WORK REQUIRED
Retype all material exactly. Pictures stay out of the copy.

[Items from a figure collection]
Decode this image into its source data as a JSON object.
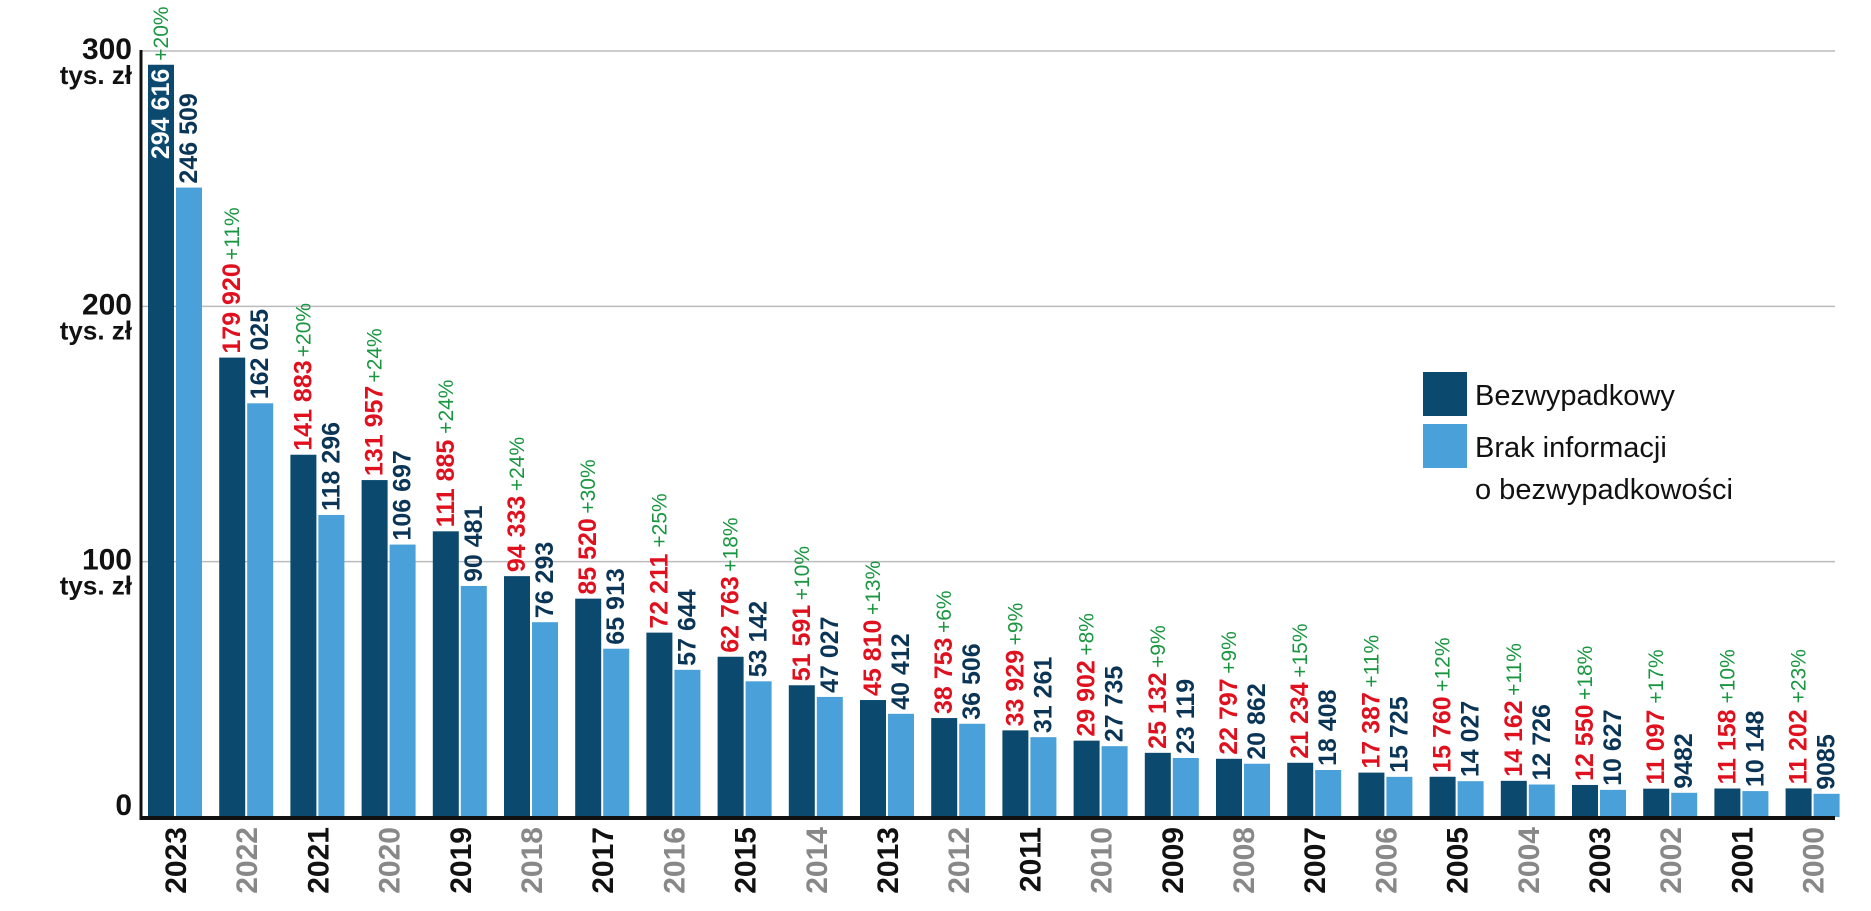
{
  "colors": {
    "series1": "#0b4a6e",
    "series2": "#4aa0d8",
    "red_label": "#e0101e",
    "dark_label": "#0b3556",
    "pct_label": "#1a9641",
    "axis": "#111111",
    "grid": "#bbbbbb",
    "year_even": "#111111",
    "year_odd": "#888888"
  },
  "chart_data": {
    "type": "bar",
    "ylim": [
      0,
      300000
    ],
    "y_ticks": [
      {
        "value": 0,
        "label": "0",
        "unit": ""
      },
      {
        "value": 100000,
        "label": "100",
        "unit": "tys. zł"
      },
      {
        "value": 200000,
        "label": "200",
        "unit": "tys. zł"
      },
      {
        "value": 300000,
        "label": "300",
        "unit": "tys. zł"
      }
    ],
    "grid": true,
    "legend_position": "right",
    "categories": [
      "2023",
      "2022",
      "2021",
      "2020",
      "2019",
      "2018",
      "2017",
      "2016",
      "2015",
      "2014",
      "2013",
      "2012",
      "2011",
      "2010",
      "2009",
      "2008",
      "2007",
      "2006",
      "2005",
      "2004",
      "2003",
      "2002",
      "2001",
      "2000"
    ],
    "series": [
      {
        "name": "Bezwypadkowy",
        "values": [
          294616,
          179920,
          141883,
          131957,
          111885,
          94333,
          85520,
          72211,
          62763,
          51591,
          45810,
          38753,
          33929,
          29902,
          25132,
          22797,
          21234,
          17387,
          15760,
          14162,
          12550,
          11097,
          11158,
          11202
        ],
        "labels": [
          "294 616",
          "179 920",
          "141 883",
          "131 957",
          "111 885",
          "94 333",
          "85 520",
          "72 211",
          "62 763",
          "51 591",
          "45 810",
          "38 753",
          "33 929",
          "29 902",
          "25 132",
          "22 797",
          "21 234",
          "17 387",
          "15 760",
          "14 162",
          "12 550",
          "11 097",
          "11 158",
          "11 202"
        ]
      },
      {
        "name": "Brak informacji o bezwypadkowości",
        "values": [
          246509,
          162025,
          118296,
          106697,
          90481,
          76293,
          65913,
          57644,
          53142,
          47027,
          40412,
          36506,
          31261,
          27735,
          23119,
          20862,
          18408,
          15725,
          14027,
          12726,
          10627,
          9482,
          10148,
          9085
        ],
        "labels": [
          "246 509",
          "162 025",
          "118 296",
          "106 697",
          "90 481",
          "76 293",
          "65 913",
          "57 644",
          "53 142",
          "47 027",
          "40 412",
          "36 506",
          "31 261",
          "27 735",
          "23 119",
          "20 862",
          "18 408",
          "15 725",
          "14 027",
          "12 726",
          "10 627",
          "9482",
          "10 148",
          "9085"
        ]
      }
    ],
    "differences": [
      "+20%",
      "+11%",
      "+20%",
      "+24%",
      "+24%",
      "+24%",
      "+30%",
      "+25%",
      "+18%",
      "+10%",
      "+13%",
      "+6%",
      "+9%",
      "+8%",
      "+9%",
      "+9%",
      "+15%",
      "+11%",
      "+12%",
      "+11%",
      "+18%",
      "+17%",
      "+10%",
      "+23%"
    ]
  },
  "legend": {
    "items": [
      {
        "color_key": "series1",
        "lines": [
          "Bezwypadkowy"
        ]
      },
      {
        "color_key": "series2",
        "lines": [
          "Brak informacji",
          "o bezwypadkowości"
        ]
      }
    ]
  }
}
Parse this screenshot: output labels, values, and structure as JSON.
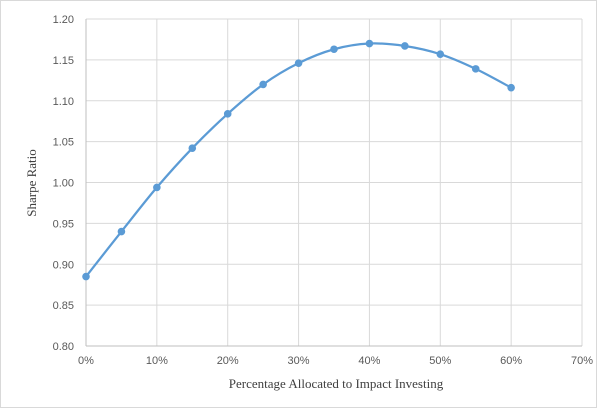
{
  "chart_data": {
    "type": "line",
    "title": "",
    "xlabel": "Percentage Allocated to Impact Investing",
    "ylabel": "Sharpe Ratio",
    "x": [
      0,
      5,
      10,
      15,
      20,
      25,
      30,
      35,
      40,
      45,
      50,
      55,
      60
    ],
    "x_tick_values": [
      0,
      10,
      20,
      30,
      40,
      50,
      60,
      70
    ],
    "x_tick_labels": [
      "0%",
      "10%",
      "20%",
      "30%",
      "40%",
      "50%",
      "60%",
      "70%"
    ],
    "xlim": [
      0,
      70
    ],
    "y_tick_values": [
      0.8,
      0.85,
      0.9,
      0.95,
      1.0,
      1.05,
      1.1,
      1.15,
      1.2
    ],
    "y_tick_labels": [
      "0.80",
      "0.85",
      "0.90",
      "0.95",
      "1.00",
      "1.05",
      "1.10",
      "1.15",
      "1.20"
    ],
    "ylim": [
      0.8,
      1.2
    ],
    "grid": true,
    "legend": "none",
    "series": [
      {
        "values": [
          0.885,
          0.94,
          0.994,
          1.042,
          1.084,
          1.12,
          1.146,
          1.163,
          1.17,
          1.167,
          1.157,
          1.139,
          1.116
        ],
        "color": "#5b9bd5"
      }
    ],
    "gridline_color": "#d9d9d9",
    "axis_color": "#bfbfbf"
  }
}
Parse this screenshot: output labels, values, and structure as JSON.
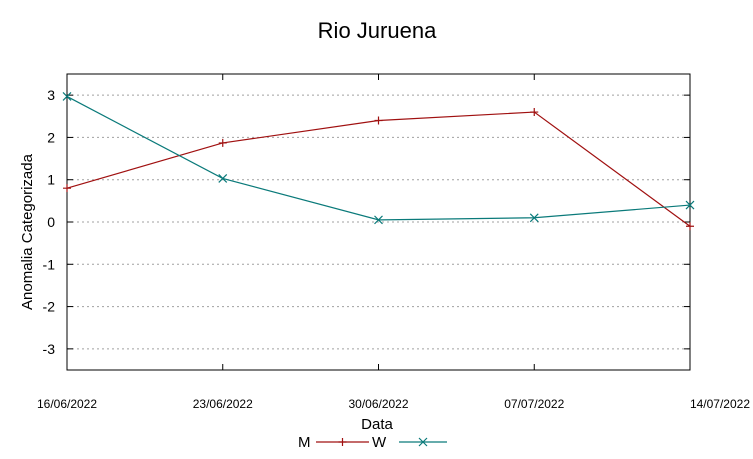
{
  "chart_data": {
    "type": "line",
    "title": "Rio Juruena",
    "xlabel": "Data",
    "ylabel": "Anomalia Categorizada",
    "categories": [
      "16/06/2022",
      "23/06/2022",
      "30/06/2022",
      "07/07/2022",
      "14/07/2022"
    ],
    "y_ticks": [
      "3",
      "2",
      "1",
      "0",
      "-1",
      "-2",
      "-3"
    ],
    "ylim": [
      -3.5,
      3.5
    ],
    "grid": true,
    "legend_position": "bottom-center",
    "series": [
      {
        "name": "M",
        "marker": "plus",
        "color": "#a01010",
        "values": [
          0.8,
          1.87,
          2.4,
          2.6,
          -0.1
        ]
      },
      {
        "name": "W",
        "marker": "cross",
        "color": "#0a7a7a",
        "values": [
          2.97,
          1.03,
          0.05,
          0.1,
          0.4
        ]
      }
    ]
  }
}
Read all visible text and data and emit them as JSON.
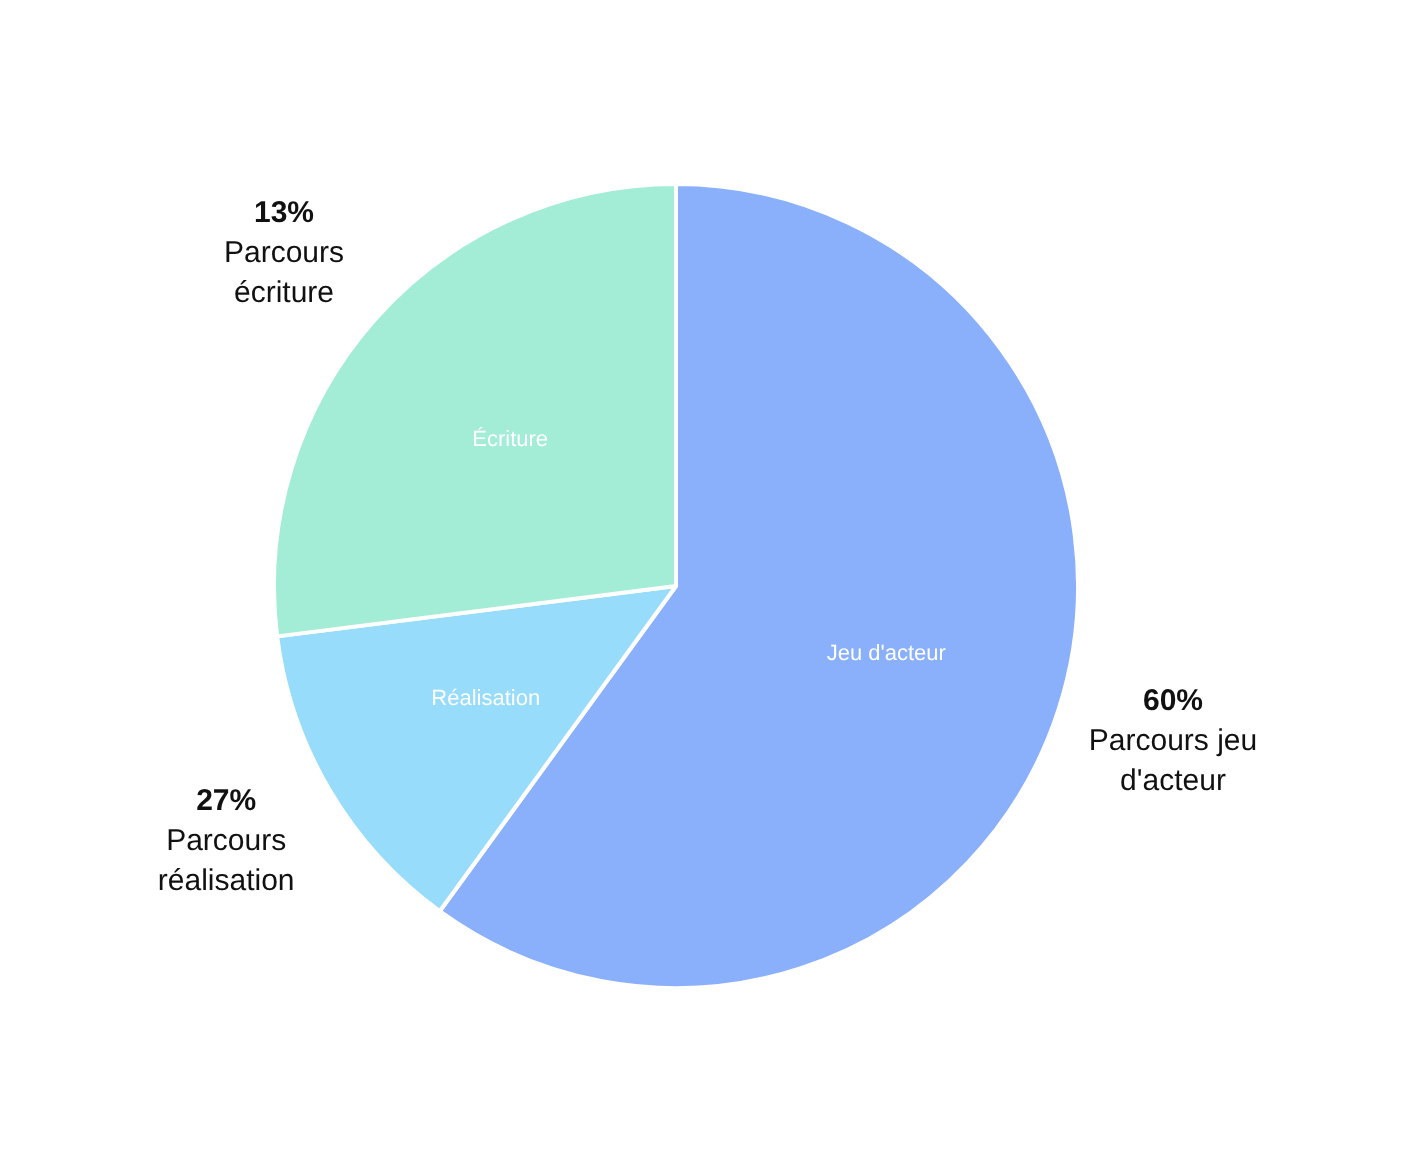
{
  "chart_data": {
    "type": "pie",
    "categories": [
      "Jeu d'acteur",
      "Réalisation",
      "Écriture"
    ],
    "values": [
      60,
      13,
      27
    ],
    "colors": [
      "#8ab0fb",
      "#97dcfa",
      "#a3ecd5"
    ],
    "annotations": [
      "60%\nParcours jeu d'acteur",
      "27%\nParcours réalisation",
      "13%\nParcours écriture"
    ],
    "legend": false
  }
}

SOLUTION
Decode this image into its source data as a JSON object.
{
  "colors": {
    "series1": "#0b4a6e",
    "series2": "#4aa0d8",
    "red_label": "#e0101e",
    "dark_label": "#0b3556",
    "pct_label": "#1a9641",
    "axis": "#111111",
    "grid": "#bbbbbb",
    "year_even": "#111111",
    "year_odd": "#888888"
  },
  "chart_data": {
    "type": "bar",
    "ylim": [
      0,
      300000
    ],
    "y_ticks": [
      {
        "value": 0,
        "label": "0",
        "unit": ""
      },
      {
        "value": 100000,
        "label": "100",
        "unit": "tys. zł"
      },
      {
        "value": 200000,
        "label": "200",
        "unit": "tys. zł"
      },
      {
        "value": 300000,
        "label": "300",
        "unit": "tys. zł"
      }
    ],
    "grid": true,
    "legend_position": "right",
    "categories": [
      "2023",
      "2022",
      "2021",
      "2020",
      "2019",
      "2018",
      "2017",
      "2016",
      "2015",
      "2014",
      "2013",
      "2012",
      "2011",
      "2010",
      "2009",
      "2008",
      "2007",
      "2006",
      "2005",
      "2004",
      "2003",
      "2002",
      "2001",
      "2000"
    ],
    "series": [
      {
        "name": "Bezwypadkowy",
        "values": [
          294616,
          179920,
          141883,
          131957,
          111885,
          94333,
          85520,
          72211,
          62763,
          51591,
          45810,
          38753,
          33929,
          29902,
          25132,
          22797,
          21234,
          17387,
          15760,
          14162,
          12550,
          11097,
          11158,
          11202
        ],
        "labels": [
          "294 616",
          "179 920",
          "141 883",
          "131 957",
          "111 885",
          "94 333",
          "85 520",
          "72 211",
          "62 763",
          "51 591",
          "45 810",
          "38 753",
          "33 929",
          "29 902",
          "25 132",
          "22 797",
          "21 234",
          "17 387",
          "15 760",
          "14 162",
          "12 550",
          "11 097",
          "11 158",
          "11 202"
        ]
      },
      {
        "name": "Brak informacji o bezwypadkowości",
        "values": [
          246509,
          162025,
          118296,
          106697,
          90481,
          76293,
          65913,
          57644,
          53142,
          47027,
          40412,
          36506,
          31261,
          27735,
          23119,
          20862,
          18408,
          15725,
          14027,
          12726,
          10627,
          9482,
          10148,
          9085
        ],
        "labels": [
          "246 509",
          "162 025",
          "118 296",
          "106 697",
          "90 481",
          "76 293",
          "65 913",
          "57 644",
          "53 142",
          "47 027",
          "40 412",
          "36 506",
          "31 261",
          "27 735",
          "23 119",
          "20 862",
          "18 408",
          "15 725",
          "14 027",
          "12 726",
          "10 627",
          "9482",
          "10 148",
          "9085"
        ]
      }
    ],
    "differences": [
      "+20%",
      "+11%",
      "+20%",
      "+24%",
      "+24%",
      "+24%",
      "+30%",
      "+25%",
      "+18%",
      "+10%",
      "+13%",
      "+6%",
      "+9%",
      "+8%",
      "+9%",
      "+9%",
      "+15%",
      "+11%",
      "+12%",
      "+11%",
      "+18%",
      "+17%",
      "+10%",
      "+23%"
    ]
  },
  "legend": {
    "items": [
      {
        "color_key": "series1",
        "lines": [
          "Bezwypadkowy"
        ]
      },
      {
        "color_key": "series2",
        "lines": [
          "Brak informacji",
          "o bezwypadkowości"
        ]
      }
    ]
  }
}
Parse this screenshot: output labels, values, and structure as JSON.
{
  "chart_data": {
    "type": "line",
    "title": "",
    "xlabel": "Percentage Allocated to Impact Investing",
    "ylabel": "Sharpe Ratio",
    "x": [
      0,
      5,
      10,
      15,
      20,
      25,
      30,
      35,
      40,
      45,
      50,
      55,
      60
    ],
    "x_tick_values": [
      0,
      10,
      20,
      30,
      40,
      50,
      60,
      70
    ],
    "x_tick_labels": [
      "0%",
      "10%",
      "20%",
      "30%",
      "40%",
      "50%",
      "60%",
      "70%"
    ],
    "xlim": [
      0,
      70
    ],
    "y_tick_values": [
      0.8,
      0.85,
      0.9,
      0.95,
      1.0,
      1.05,
      1.1,
      1.15,
      1.2
    ],
    "y_tick_labels": [
      "0.80",
      "0.85",
      "0.90",
      "0.95",
      "1.00",
      "1.05",
      "1.10",
      "1.15",
      "1.20"
    ],
    "ylim": [
      0.8,
      1.2
    ],
    "grid": true,
    "legend": "none",
    "series": [
      {
        "values": [
          0.885,
          0.94,
          0.994,
          1.042,
          1.084,
          1.12,
          1.146,
          1.163,
          1.17,
          1.167,
          1.157,
          1.139,
          1.116
        ],
        "color": "#5b9bd5"
      }
    ],
    "gridline_color": "#d9d9d9",
    "axis_color": "#bfbfbf"
  }
}
Parse this screenshot: output labels, values, and structure as JSON.
{
  "chart_data": {
    "type": "line",
    "title": "Rio Juruena",
    "xlabel": "Data",
    "ylabel": "Anomalia Categorizada",
    "categories": [
      "16/06/2022",
      "23/06/2022",
      "30/06/2022",
      "07/07/2022",
      "14/07/2022"
    ],
    "y_ticks": [
      "3",
      "2",
      "1",
      "0",
      "-1",
      "-2",
      "-3"
    ],
    "ylim": [
      -3.5,
      3.5
    ],
    "grid": true,
    "legend_position": "bottom-center",
    "series": [
      {
        "name": "M",
        "marker": "plus",
        "color": "#a01010",
        "values": [
          0.8,
          1.87,
          2.4,
          2.6,
          -0.1
        ]
      },
      {
        "name": "W",
        "marker": "cross",
        "color": "#0a7a7a",
        "values": [
          2.97,
          1.03,
          0.05,
          0.1,
          0.4
        ]
      }
    ]
  }
}
Read all visible text and data and emit them as JSON.
{
  "chart_data": {
    "type": "pie",
    "categories": [
      "Jeu d'acteur",
      "Réalisation",
      "Écriture"
    ],
    "values": [
      60,
      13,
      27
    ],
    "colors": [
      "#8ab0fb",
      "#97dcfa",
      "#a3ecd5"
    ],
    "annotations": [
      "60%\nParcours jeu d'acteur",
      "27%\nParcours réalisation",
      "13%\nParcours écriture"
    ],
    "legend": false
  }
}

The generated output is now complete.